#### [Task objective]
Go through the records and extract every line with the word "Dealing".
--- START OF Task input ---
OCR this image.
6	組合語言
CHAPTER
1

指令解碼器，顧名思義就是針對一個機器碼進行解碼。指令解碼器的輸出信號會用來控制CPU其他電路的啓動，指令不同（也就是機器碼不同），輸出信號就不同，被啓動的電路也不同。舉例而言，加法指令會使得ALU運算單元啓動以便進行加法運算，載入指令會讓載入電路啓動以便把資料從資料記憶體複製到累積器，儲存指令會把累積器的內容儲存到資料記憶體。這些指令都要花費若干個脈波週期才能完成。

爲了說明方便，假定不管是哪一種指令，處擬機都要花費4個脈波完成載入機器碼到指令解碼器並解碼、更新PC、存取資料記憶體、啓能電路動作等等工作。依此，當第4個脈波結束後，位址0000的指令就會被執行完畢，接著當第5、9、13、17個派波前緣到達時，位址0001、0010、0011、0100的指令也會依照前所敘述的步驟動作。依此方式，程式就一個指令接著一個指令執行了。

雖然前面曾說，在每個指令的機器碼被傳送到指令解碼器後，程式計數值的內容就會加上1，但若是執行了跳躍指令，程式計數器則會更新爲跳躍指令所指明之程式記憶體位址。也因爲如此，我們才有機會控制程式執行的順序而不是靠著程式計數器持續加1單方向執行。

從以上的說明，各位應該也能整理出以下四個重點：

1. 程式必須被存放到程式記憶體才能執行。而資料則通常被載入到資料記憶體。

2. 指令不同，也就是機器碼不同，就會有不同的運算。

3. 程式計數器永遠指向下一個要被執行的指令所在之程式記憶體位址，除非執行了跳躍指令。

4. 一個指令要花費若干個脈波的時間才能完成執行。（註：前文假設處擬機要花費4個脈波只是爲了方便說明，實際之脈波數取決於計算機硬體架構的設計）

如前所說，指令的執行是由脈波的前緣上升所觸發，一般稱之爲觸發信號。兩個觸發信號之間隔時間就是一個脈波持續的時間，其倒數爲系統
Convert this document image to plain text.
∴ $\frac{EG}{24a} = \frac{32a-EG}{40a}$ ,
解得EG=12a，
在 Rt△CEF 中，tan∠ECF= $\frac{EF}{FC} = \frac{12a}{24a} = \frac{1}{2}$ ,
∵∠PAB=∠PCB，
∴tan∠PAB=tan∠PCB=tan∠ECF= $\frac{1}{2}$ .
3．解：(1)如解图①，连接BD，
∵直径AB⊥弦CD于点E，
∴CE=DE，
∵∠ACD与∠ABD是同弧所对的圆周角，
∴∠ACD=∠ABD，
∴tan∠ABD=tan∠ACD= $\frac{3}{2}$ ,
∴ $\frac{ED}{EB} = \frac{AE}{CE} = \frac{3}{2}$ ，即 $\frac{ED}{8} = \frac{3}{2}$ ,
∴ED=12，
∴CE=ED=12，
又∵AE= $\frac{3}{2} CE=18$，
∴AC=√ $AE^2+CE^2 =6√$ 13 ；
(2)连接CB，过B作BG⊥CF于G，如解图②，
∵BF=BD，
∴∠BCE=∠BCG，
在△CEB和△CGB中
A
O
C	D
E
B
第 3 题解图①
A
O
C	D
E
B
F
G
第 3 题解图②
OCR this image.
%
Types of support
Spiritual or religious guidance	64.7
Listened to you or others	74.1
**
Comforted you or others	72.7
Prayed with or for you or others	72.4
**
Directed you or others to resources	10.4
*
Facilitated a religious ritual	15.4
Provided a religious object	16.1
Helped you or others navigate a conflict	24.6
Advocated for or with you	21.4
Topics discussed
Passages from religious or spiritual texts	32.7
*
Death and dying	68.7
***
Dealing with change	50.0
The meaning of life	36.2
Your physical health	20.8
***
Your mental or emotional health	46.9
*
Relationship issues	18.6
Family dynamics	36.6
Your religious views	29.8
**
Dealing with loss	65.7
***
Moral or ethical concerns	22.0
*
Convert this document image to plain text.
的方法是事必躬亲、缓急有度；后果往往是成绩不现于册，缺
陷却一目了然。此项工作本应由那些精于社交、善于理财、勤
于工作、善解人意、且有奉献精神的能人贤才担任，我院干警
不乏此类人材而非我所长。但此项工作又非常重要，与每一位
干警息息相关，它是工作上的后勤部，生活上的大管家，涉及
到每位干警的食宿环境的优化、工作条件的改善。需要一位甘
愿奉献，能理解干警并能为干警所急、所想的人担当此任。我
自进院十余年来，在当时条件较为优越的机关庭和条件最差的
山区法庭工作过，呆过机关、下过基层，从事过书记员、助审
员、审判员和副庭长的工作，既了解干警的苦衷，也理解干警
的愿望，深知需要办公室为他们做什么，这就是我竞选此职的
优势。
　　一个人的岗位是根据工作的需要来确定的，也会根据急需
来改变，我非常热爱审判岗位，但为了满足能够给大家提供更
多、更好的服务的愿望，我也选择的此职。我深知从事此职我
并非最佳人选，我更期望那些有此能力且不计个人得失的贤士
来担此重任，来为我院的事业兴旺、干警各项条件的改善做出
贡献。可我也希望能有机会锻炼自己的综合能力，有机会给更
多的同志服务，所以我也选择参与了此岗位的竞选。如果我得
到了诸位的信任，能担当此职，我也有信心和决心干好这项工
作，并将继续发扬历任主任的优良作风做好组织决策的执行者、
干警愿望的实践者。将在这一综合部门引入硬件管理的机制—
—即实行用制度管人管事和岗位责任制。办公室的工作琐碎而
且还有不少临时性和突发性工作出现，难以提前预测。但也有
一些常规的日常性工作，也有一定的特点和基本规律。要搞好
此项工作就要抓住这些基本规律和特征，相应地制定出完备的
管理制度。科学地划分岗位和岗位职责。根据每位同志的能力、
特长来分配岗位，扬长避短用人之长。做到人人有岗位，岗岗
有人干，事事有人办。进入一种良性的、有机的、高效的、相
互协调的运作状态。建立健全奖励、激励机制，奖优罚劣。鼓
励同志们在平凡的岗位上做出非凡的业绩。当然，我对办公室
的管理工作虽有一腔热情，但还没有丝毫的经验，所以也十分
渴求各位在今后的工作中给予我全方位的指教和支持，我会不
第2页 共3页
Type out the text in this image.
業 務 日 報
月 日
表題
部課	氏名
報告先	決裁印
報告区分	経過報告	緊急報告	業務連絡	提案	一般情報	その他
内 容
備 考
--- END OF Task input ---
#### [Task answer]
Dealing with change	50.0
Dealing with loss	65.7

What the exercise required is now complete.